:: Given task ::
Select every line containing the word "kurfiršta" from the material, and copy those lines.

:: Data shown ::

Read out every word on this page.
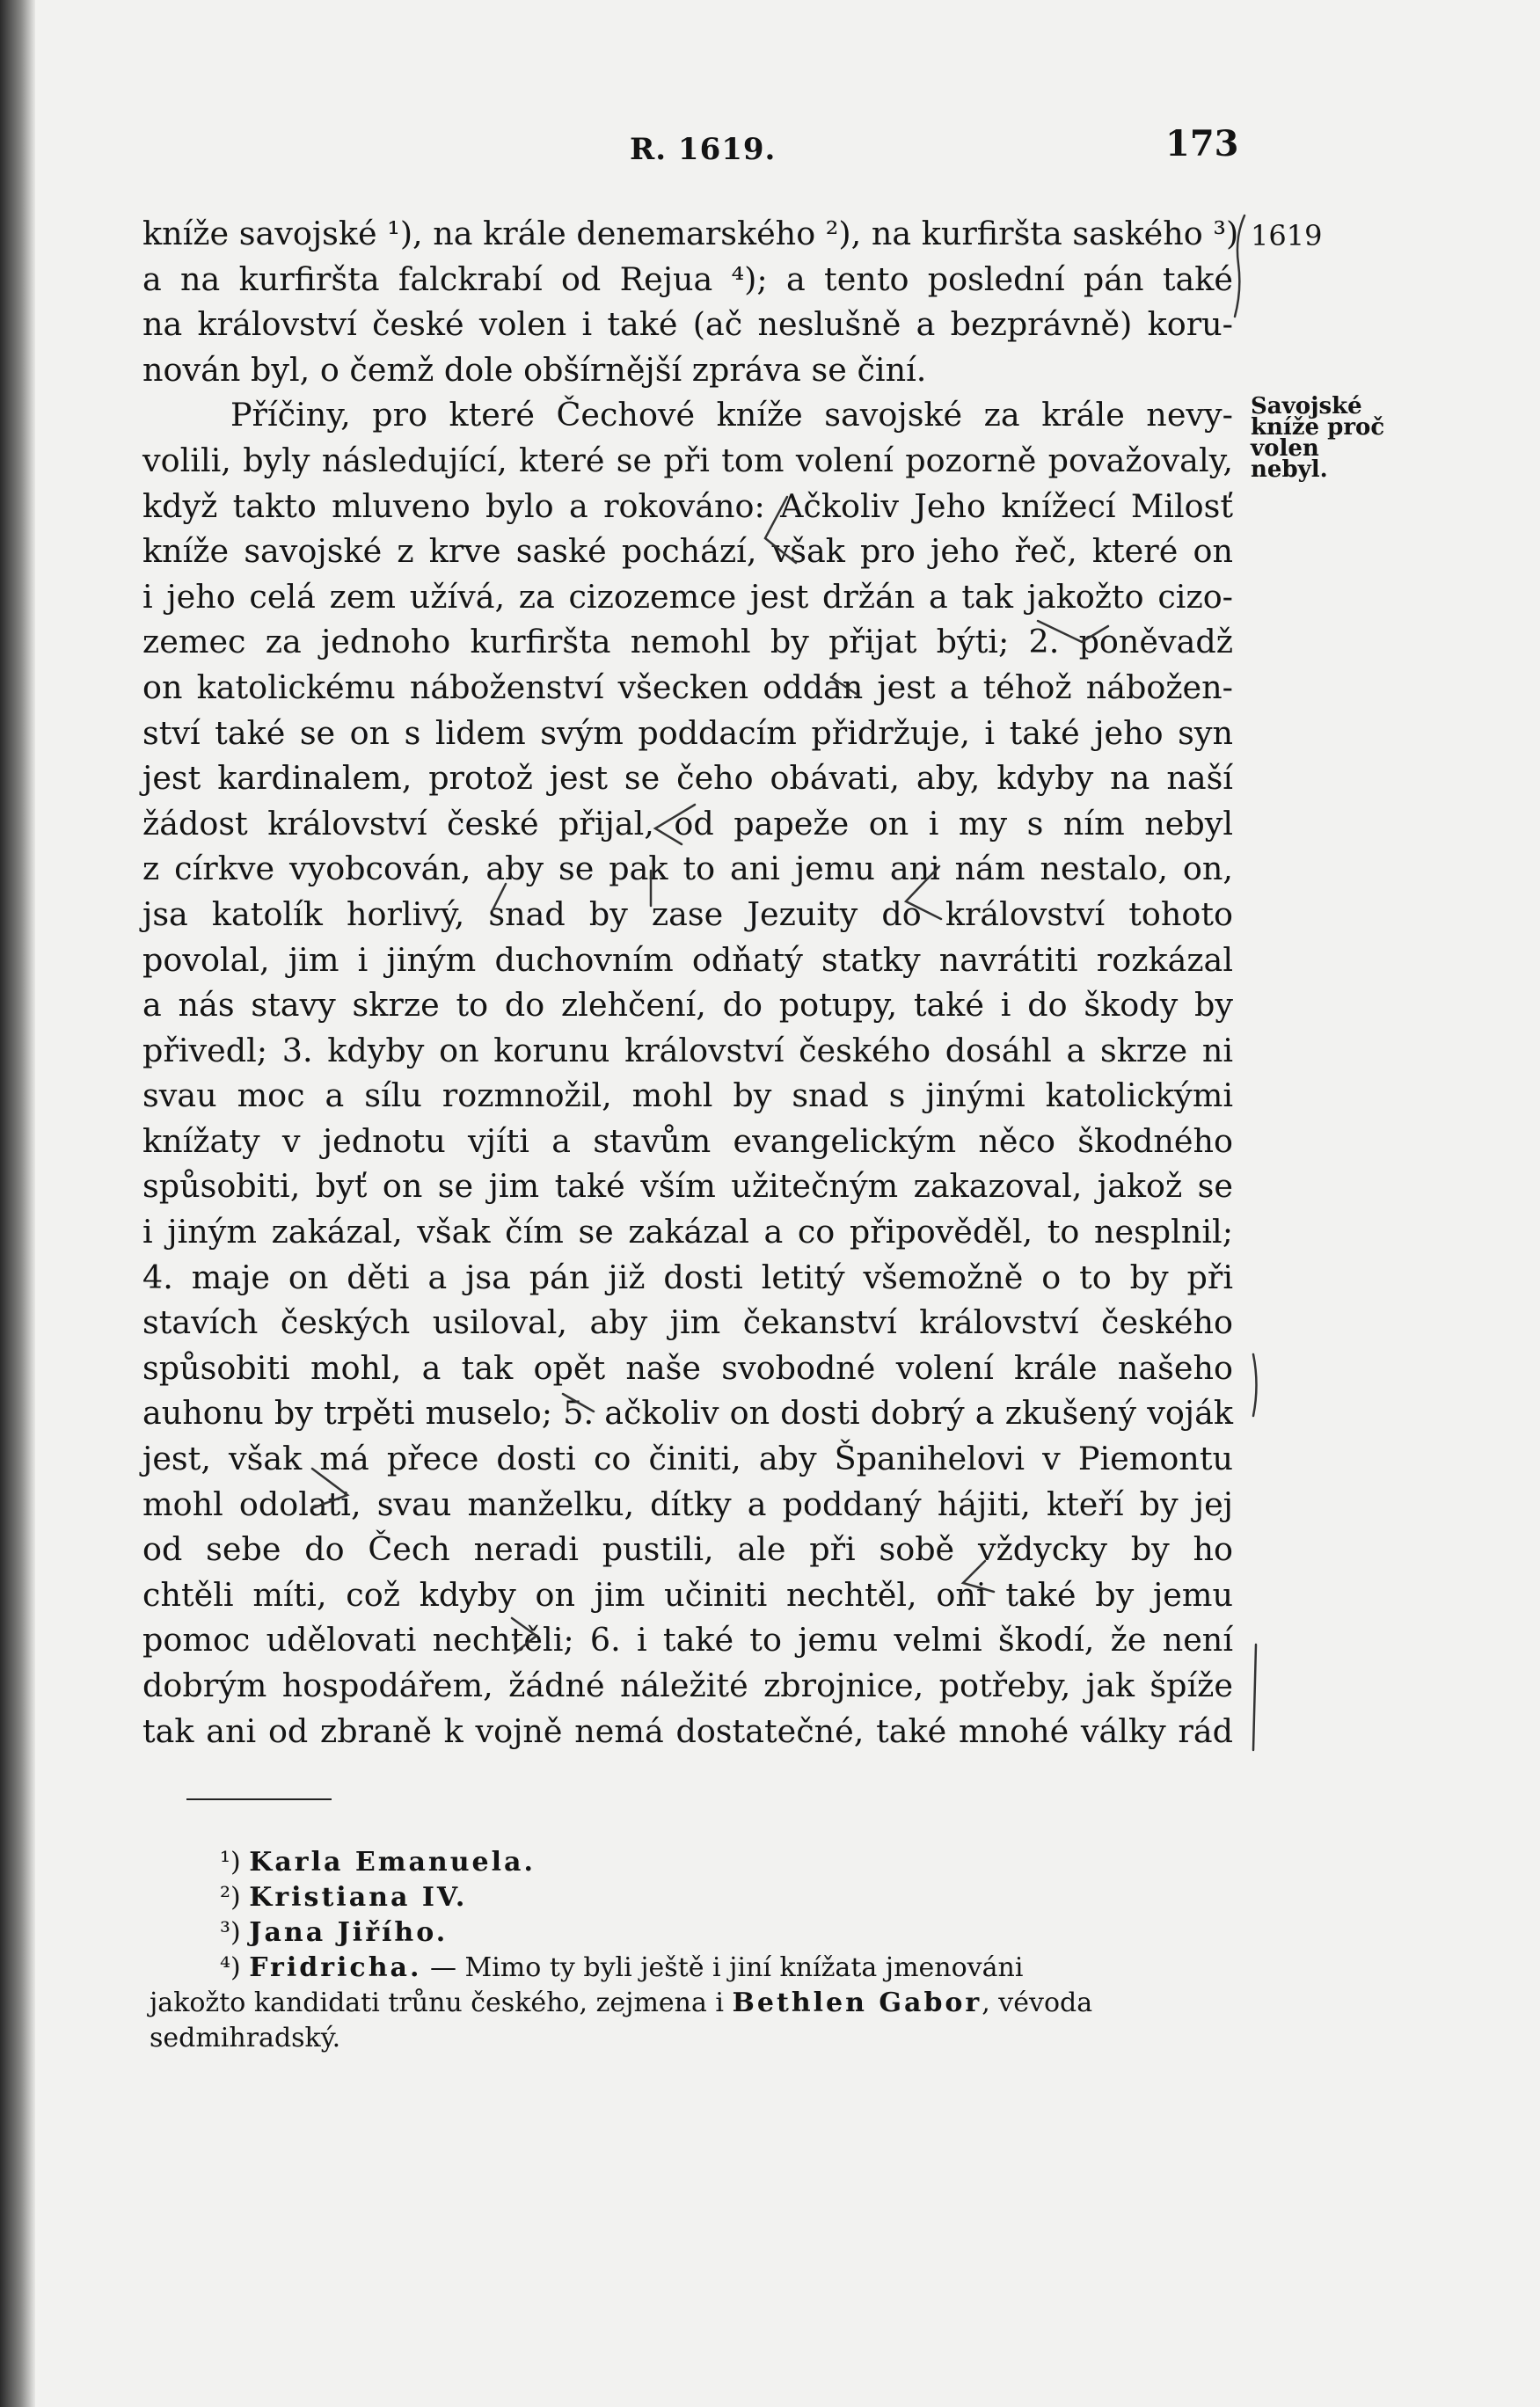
R. 1619.	173
1619
Savojské
kníže proč
volen nebyl.
kníže savojské ¹), na krále denemarského ²), na kurfiršta saského ³)
a na kurfiršta falckrabí od Rejua ⁴); a tento poslední pán také
na království české volen i také (ač neslušně a bezprávně) koru-
nován byl, o čemž dole obšírnější zpráva se činí.
Příčiny, pro které Čechové kníže savojské za krále nevy-
volili, byly následující, které se při tom volení pozorně považovaly,
když takto mluveno bylo a rokováno: Ačkoliv Jeho knížecí Milosť
kníže savojské z krve saské pochází, však pro jeho řeč, které on
i jeho celá zem užívá, za cizozemce jest držán a tak jakožto cizo-
zemec za jednoho kurfiršta nemohl by přijat býti; 2. poněvadž
on katolickému náboženství všecken oddán jest a téhož nábožen-
ství také se on s lidem svým poddacím přidržuje, i také jeho syn
jest kardinalem, protož jest se čeho obávati, aby, kdyby na naší
žádost království české přijal, od papeže on i my s ním nebyl
z církve vyobcován, aby se pak to ani jemu ani nám nestalo, on,
jsa katolík horlivý, snad by zase Jezuity do království tohoto
povolal, jim i jiným duchovním odňatý statky navrátiti rozkázal
a nás stavy skrze to do zlehčení, do potupy, také i do škody by
přivedl; 3. kdyby on korunu království českého dosáhl a skrze ni
svau moc a sílu rozmnožil, mohl by snad s jinými katolickými
knížaty v jednotu vjíti a stavům evangelickým něco škodného
spůsobiti, byť on se jim také vším užitečným zakazoval, jakož se
i jiným zakázal, však čím se zakázal a co připověděl, to nesplnil;
4. maje on děti a jsa pán již dosti letitý všemožně o to by při
stavích českých usiloval, aby jim čekanství království českého
spůsobiti mohl, a tak opět naše svobodné volení krále našeho
auhonu by trpěti muselo; 5. ačkoliv on dosti dobrý a zkušený voják
jest, však má přece dosti co činiti, aby Španihelovi v Piemontu
mohl odolati, svau manželku, dítky a poddaný hájiti, kteří by jej
od sebe do Čech neradi pustili, ale při sobě vždycky by ho
chtěli míti, což kdyby on jim učiniti nechtěl, oni také by jemu
pomoc udělovati nechtěli; 6. i také to jemu velmi škodí, že není
dobrým hospodářem, žádné náležité zbrojnice, potřeby, jak špíže
tak ani od zbraně k vojně nemá dostatečné, také mnohé války rád
¹) Karla Emanuela.
²) Kristiana IV.
³) Jana Jiřího.
⁴) Fridricha. — Mimo ty byli ještě i jiní knížata jmenováni
jakožto kandidati trůnu českého, zejmena i Bethlen Gabor, vévoda
sedmihradský.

:: Task answer ::
kníže savojské ¹), na krále denemarského ²), na kurfiršta saského ³)
a na kurfiršta falckrabí od Rejua ⁴); a tento poslední pán také
zemec za jednoho kurfiršta nemohl by přijat býti; 2. poněvadž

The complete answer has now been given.